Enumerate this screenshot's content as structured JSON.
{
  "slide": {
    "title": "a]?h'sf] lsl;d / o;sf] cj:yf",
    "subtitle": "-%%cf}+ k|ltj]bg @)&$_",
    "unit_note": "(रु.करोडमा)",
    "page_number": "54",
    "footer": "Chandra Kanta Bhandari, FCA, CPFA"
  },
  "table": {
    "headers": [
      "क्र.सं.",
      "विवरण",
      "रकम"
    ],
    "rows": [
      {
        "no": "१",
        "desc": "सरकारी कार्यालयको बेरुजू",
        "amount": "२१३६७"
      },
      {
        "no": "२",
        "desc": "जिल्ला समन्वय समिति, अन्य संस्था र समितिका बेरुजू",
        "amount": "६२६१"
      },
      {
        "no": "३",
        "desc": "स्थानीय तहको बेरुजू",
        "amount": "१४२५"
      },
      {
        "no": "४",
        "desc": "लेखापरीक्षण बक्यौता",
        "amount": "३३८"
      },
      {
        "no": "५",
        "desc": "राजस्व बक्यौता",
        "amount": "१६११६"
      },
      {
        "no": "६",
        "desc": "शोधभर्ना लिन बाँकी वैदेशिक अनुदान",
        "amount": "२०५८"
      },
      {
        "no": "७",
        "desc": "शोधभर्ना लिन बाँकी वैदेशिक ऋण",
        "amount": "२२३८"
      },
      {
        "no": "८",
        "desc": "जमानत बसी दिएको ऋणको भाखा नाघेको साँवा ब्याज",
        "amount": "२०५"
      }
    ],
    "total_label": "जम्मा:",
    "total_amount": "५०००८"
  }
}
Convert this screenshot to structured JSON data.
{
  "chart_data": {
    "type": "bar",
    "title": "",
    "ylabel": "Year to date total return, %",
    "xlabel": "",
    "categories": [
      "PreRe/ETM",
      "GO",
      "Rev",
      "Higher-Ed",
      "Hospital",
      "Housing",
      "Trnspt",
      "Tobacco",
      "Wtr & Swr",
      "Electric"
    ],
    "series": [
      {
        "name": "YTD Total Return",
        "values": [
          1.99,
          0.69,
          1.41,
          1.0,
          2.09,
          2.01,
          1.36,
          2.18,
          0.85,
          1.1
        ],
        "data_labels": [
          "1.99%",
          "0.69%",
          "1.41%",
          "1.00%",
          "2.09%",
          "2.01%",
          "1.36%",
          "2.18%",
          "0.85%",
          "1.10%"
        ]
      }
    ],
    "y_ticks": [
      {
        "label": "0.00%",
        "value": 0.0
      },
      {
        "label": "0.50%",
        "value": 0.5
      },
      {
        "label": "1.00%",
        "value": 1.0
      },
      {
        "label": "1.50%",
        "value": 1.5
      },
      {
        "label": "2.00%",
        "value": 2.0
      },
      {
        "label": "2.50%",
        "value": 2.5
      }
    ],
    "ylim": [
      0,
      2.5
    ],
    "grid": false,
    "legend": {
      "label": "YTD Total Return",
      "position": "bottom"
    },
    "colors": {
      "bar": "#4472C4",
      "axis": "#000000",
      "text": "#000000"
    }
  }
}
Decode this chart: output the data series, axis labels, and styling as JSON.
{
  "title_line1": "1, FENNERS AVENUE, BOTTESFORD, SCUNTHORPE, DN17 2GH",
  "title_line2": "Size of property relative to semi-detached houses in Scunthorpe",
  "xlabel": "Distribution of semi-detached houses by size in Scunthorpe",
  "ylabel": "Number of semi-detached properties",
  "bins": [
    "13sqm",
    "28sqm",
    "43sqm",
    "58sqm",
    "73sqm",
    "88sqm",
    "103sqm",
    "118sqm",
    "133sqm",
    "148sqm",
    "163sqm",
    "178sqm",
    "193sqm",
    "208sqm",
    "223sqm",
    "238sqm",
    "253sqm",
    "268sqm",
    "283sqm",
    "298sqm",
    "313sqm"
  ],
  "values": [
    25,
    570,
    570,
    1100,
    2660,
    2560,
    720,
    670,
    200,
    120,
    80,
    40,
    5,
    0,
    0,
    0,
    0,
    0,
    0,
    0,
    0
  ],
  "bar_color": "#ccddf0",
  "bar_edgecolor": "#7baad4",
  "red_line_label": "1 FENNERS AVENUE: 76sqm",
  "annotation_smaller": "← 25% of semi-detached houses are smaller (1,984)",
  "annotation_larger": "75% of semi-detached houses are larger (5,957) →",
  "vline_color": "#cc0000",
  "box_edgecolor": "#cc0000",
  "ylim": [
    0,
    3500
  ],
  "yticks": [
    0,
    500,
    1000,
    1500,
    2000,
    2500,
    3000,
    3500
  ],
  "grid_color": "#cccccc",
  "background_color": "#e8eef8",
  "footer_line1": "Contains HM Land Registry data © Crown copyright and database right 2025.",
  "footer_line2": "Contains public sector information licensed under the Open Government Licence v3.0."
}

:::

§ **STATED PROBLEM**
Only the number is wanted: how many lines in the data include the word "ylabel"?

§ **FULL RESPONSE**
2